> [Stated goal]
Transcribe every entry word for word, leaving out all images.

> [Task material]

· · · · ·

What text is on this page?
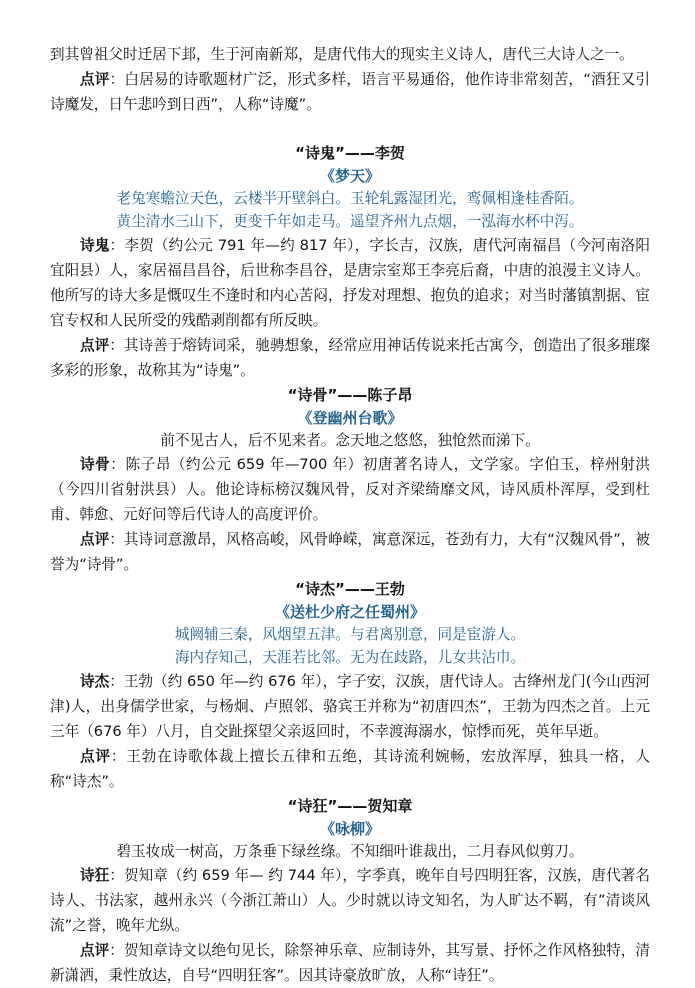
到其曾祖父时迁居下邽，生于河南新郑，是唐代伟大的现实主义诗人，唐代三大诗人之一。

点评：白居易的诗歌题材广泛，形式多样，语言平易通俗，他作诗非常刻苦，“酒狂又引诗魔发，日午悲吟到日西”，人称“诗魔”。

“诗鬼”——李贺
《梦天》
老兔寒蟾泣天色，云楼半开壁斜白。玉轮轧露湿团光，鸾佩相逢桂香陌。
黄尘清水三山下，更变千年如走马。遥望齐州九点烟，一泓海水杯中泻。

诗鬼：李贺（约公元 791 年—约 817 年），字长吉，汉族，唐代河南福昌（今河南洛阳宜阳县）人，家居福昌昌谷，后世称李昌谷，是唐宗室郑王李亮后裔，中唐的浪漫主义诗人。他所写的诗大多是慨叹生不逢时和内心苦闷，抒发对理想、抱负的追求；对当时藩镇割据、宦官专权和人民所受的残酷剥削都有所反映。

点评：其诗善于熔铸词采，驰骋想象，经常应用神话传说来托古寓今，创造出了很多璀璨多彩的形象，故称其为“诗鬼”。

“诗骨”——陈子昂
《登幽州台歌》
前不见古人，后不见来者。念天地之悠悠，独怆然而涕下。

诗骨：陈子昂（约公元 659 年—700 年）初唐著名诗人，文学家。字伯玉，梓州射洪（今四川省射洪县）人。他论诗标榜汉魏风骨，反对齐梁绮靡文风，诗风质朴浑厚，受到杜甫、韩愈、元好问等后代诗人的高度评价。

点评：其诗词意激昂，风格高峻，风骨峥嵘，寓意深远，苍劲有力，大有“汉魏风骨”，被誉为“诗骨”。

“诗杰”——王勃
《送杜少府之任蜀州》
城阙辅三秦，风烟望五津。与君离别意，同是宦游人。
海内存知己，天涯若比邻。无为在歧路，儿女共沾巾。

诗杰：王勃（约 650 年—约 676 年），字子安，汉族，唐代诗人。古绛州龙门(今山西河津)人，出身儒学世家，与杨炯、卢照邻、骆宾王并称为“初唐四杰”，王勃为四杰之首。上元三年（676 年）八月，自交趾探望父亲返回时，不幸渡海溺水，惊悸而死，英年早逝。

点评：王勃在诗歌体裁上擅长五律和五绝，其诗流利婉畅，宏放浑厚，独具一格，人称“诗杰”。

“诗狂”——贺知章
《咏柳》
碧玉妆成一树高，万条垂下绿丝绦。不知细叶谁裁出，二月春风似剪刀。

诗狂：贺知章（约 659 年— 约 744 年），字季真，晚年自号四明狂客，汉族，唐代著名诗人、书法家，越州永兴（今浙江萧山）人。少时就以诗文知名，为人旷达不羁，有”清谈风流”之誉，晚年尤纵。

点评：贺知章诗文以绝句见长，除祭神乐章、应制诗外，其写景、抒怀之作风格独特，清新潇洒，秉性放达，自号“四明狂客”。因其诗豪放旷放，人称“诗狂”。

· · · · ·

> [Response]
What text is on this page?
到其曾祖父时迁居下邽，生于河南新郑，是唐代伟大的现实主义诗人，唐代三大诗人之一。

点评：白居易的诗歌题材广泛，形式多样，语言平易通俗，他作诗非常刻苦，“酒狂又引诗魔发，日午悲吟到日西”，人称“诗魔”。

“诗鬼”——李贺
《梦天》
老兔寒蟾泣天色，云楼半开壁斜白。玉轮轧露湿团光，鸾佩相逢桂香陌。
黄尘清水三山下，更变千年如走马。遥望齐州九点烟，一泓海水杯中泻。

诗鬼：李贺（约公元 791 年—约 817 年），字长吉，汉族，唐代河南福昌（今河南洛阳宜阳县）人，家居福昌昌谷，后世称李昌谷，是唐宗室郑王李亮后裔，中唐的浪漫主义诗人。他所写的诗大多是慨叹生不逢时和内心苦闷，抒发对理想、抱负的追求；对当时藩镇割据、宦官专权和人民所受的残酷剥削都有所反映。

点评：其诗善于熔铸词采，驰骋想象，经常应用神话传说来托古寓今，创造出了很多璀璨多彩的形象，故称其为“诗鬼”。

“诗骨”——陈子昂
《登幽州台歌》
前不见古人，后不见来者。念天地之悠悠，独怆然而涕下。

诗骨：陈子昂（约公元 659 年—700 年）初唐著名诗人，文学家。字伯玉，梓州射洪（今四川省射洪县）人。他论诗标榜汉魏风骨，反对齐梁绮靡文风，诗风质朴浑厚，受到杜甫、韩愈、元好问等后代诗人的高度评价。

点评：其诗词意激昂，风格高峻，风骨峥嵘，寓意深远，苍劲有力，大有“汉魏风骨”，被誉为“诗骨”。

“诗杰”——王勃
《送杜少府之任蜀州》
城阙辅三秦，风烟望五津。与君离别意，同是宦游人。
海内存知己，天涯若比邻。无为在歧路，儿女共沾巾。

诗杰：王勃（约 650 年—约 676 年），字子安，汉族，唐代诗人。古绛州龙门(今山西河津)人，出身儒学世家，与杨炯、卢照邻、骆宾王并称为“初唐四杰”，王勃为四杰之首。上元三年（676 年）八月，自交趾探望父亲返回时，不幸渡海溺水，惊悸而死，英年早逝。

点评：王勃在诗歌体裁上擅长五律和五绝，其诗流利婉畅，宏放浑厚，独具一格，人称“诗杰”。

“诗狂”——贺知章
《咏柳》
碧玉妆成一树高，万条垂下绿丝绦。不知细叶谁裁出，二月春风似剪刀。

诗狂：贺知章（约 659 年— 约 744 年），字季真，晚年自号四明狂客，汉族，唐代著名诗人、书法家，越州永兴（今浙江萧山）人。少时就以诗文知名，为人旷达不羁，有”清谈风流”之誉，晚年尤纵。

点评：贺知章诗文以绝句见长，除祭神乐章、应制诗外，其写景、抒怀之作风格独特，清新潇洒，秉性放达，自号“四明狂客”。因其诗豪放旷放，人称“诗狂”。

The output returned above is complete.